### EXERCISE BRIEF
Can you pull out each line of the data below that includes the word "document"?

### SUPPLIED RECORDS
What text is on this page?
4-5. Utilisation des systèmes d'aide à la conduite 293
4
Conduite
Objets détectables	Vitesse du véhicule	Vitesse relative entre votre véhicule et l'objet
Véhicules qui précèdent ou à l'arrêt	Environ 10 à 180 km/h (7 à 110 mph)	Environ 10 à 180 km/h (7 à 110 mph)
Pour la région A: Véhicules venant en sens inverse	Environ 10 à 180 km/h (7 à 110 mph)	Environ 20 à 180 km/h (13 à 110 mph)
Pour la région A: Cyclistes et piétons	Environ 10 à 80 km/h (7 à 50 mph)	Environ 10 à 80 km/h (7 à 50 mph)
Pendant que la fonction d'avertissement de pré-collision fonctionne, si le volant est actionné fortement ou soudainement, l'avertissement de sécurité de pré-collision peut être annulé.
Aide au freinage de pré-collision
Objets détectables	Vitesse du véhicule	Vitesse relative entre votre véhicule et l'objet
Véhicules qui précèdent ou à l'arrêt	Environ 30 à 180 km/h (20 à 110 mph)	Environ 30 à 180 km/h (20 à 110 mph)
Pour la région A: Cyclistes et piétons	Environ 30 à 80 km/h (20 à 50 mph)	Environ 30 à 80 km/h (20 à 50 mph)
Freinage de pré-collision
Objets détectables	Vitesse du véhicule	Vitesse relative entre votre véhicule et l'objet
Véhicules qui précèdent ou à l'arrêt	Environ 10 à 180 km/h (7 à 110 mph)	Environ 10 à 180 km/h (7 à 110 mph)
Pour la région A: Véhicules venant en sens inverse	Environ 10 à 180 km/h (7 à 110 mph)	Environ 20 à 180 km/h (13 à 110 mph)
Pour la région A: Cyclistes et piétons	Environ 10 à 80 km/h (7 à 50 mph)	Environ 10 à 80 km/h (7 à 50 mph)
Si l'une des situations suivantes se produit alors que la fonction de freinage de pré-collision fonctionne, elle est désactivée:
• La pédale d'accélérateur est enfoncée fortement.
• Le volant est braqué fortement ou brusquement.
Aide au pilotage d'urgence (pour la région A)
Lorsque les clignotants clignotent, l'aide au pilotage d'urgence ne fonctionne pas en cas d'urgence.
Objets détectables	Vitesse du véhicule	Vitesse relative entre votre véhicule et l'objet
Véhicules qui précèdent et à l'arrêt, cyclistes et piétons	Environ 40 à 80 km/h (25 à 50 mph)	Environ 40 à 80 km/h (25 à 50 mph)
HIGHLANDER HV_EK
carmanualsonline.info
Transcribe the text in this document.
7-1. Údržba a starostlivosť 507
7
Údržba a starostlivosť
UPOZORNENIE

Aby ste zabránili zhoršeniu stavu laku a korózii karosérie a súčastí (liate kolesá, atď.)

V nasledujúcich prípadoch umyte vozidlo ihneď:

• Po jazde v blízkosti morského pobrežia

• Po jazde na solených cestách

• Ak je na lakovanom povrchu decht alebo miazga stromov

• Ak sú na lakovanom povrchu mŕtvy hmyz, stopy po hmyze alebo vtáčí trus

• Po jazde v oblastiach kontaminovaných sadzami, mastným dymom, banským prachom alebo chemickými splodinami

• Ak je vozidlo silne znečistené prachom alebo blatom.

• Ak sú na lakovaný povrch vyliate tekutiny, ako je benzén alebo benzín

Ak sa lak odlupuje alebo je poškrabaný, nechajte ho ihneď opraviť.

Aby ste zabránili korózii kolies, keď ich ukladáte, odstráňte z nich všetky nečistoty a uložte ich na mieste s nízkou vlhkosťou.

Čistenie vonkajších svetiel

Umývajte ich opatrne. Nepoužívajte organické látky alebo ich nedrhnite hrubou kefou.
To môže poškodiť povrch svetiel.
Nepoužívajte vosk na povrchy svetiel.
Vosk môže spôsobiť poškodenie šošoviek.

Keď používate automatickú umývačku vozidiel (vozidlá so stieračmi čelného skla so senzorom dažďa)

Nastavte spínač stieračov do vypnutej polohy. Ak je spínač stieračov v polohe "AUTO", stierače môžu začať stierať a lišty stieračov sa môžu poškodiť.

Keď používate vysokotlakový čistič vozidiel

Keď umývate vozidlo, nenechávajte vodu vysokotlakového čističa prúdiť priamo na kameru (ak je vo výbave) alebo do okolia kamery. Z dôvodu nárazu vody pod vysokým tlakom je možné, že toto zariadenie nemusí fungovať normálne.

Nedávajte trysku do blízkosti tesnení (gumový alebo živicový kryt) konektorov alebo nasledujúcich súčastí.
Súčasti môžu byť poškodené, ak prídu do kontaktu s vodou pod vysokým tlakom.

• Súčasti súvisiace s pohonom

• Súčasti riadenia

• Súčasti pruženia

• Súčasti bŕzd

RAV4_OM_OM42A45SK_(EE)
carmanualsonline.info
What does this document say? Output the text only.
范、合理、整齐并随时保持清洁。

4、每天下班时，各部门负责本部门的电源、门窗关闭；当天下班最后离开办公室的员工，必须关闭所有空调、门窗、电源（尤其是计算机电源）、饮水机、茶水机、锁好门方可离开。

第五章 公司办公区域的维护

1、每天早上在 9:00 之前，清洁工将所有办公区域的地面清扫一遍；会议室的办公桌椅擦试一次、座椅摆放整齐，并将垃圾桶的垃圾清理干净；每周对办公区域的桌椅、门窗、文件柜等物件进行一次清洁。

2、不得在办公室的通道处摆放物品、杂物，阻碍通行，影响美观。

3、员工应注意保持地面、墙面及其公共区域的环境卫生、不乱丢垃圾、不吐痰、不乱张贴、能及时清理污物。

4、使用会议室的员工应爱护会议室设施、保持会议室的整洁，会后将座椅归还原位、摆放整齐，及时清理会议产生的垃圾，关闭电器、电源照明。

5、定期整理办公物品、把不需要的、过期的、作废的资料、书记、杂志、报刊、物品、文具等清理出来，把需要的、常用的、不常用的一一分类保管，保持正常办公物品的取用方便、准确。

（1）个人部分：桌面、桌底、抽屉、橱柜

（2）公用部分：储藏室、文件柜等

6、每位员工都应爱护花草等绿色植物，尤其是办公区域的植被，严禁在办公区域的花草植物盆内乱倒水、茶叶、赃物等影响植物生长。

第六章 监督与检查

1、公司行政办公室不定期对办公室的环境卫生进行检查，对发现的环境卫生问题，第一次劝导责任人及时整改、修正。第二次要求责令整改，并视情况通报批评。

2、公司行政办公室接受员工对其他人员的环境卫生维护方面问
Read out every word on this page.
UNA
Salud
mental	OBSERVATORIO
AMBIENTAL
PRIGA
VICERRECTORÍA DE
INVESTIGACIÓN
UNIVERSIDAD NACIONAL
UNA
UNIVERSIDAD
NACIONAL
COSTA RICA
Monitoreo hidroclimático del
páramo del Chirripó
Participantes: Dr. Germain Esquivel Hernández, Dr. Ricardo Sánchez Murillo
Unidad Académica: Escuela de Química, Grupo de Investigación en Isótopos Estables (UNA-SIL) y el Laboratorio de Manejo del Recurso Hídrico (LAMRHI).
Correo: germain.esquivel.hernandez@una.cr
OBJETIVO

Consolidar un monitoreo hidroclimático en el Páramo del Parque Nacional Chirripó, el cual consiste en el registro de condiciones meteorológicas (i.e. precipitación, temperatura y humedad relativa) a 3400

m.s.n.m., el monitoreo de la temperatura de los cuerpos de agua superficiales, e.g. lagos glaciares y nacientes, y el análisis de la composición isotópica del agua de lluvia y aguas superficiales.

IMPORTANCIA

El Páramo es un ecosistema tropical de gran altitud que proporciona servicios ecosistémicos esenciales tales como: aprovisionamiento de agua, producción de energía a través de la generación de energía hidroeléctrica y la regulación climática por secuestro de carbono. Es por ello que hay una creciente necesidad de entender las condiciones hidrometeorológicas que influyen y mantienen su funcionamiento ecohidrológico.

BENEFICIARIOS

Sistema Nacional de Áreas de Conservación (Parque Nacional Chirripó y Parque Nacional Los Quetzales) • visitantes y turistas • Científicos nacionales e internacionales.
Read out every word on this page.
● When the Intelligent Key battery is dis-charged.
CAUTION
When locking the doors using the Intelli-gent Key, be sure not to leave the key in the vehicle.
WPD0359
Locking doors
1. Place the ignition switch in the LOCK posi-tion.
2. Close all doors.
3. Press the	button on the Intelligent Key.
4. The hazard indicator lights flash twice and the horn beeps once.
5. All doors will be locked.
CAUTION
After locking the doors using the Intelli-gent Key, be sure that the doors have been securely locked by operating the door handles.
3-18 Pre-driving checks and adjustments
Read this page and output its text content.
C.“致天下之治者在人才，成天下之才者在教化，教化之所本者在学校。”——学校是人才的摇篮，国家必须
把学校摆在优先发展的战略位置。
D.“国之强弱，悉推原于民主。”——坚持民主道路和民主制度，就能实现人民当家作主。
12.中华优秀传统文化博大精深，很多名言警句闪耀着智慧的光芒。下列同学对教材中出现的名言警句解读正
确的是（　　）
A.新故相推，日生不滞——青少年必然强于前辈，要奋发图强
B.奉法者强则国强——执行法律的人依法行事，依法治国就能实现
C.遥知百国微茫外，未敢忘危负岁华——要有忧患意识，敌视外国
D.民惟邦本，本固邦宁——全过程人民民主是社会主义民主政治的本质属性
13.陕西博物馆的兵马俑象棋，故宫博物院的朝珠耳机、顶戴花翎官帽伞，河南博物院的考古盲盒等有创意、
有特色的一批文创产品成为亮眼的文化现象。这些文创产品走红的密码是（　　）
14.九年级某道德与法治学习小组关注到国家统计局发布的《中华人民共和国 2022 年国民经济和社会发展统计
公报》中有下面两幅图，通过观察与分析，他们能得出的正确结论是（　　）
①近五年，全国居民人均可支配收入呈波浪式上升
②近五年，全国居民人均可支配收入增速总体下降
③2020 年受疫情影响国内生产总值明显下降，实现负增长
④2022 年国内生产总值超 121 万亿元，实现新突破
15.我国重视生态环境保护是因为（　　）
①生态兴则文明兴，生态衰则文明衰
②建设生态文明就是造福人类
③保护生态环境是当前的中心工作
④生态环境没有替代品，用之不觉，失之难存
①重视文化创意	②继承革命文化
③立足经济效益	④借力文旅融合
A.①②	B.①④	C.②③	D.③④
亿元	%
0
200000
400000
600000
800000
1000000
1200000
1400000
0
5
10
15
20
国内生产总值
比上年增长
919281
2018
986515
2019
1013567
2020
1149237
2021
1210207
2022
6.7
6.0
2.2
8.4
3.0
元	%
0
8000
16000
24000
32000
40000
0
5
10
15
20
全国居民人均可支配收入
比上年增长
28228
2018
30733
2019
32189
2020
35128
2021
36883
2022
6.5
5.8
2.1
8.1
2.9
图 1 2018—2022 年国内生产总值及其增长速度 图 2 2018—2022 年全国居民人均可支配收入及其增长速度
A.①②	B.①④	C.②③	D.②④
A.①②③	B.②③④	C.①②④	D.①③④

### RESPONSE TO THIS TASK
Transcribe the text in this document.
What does this document say? Output the text only.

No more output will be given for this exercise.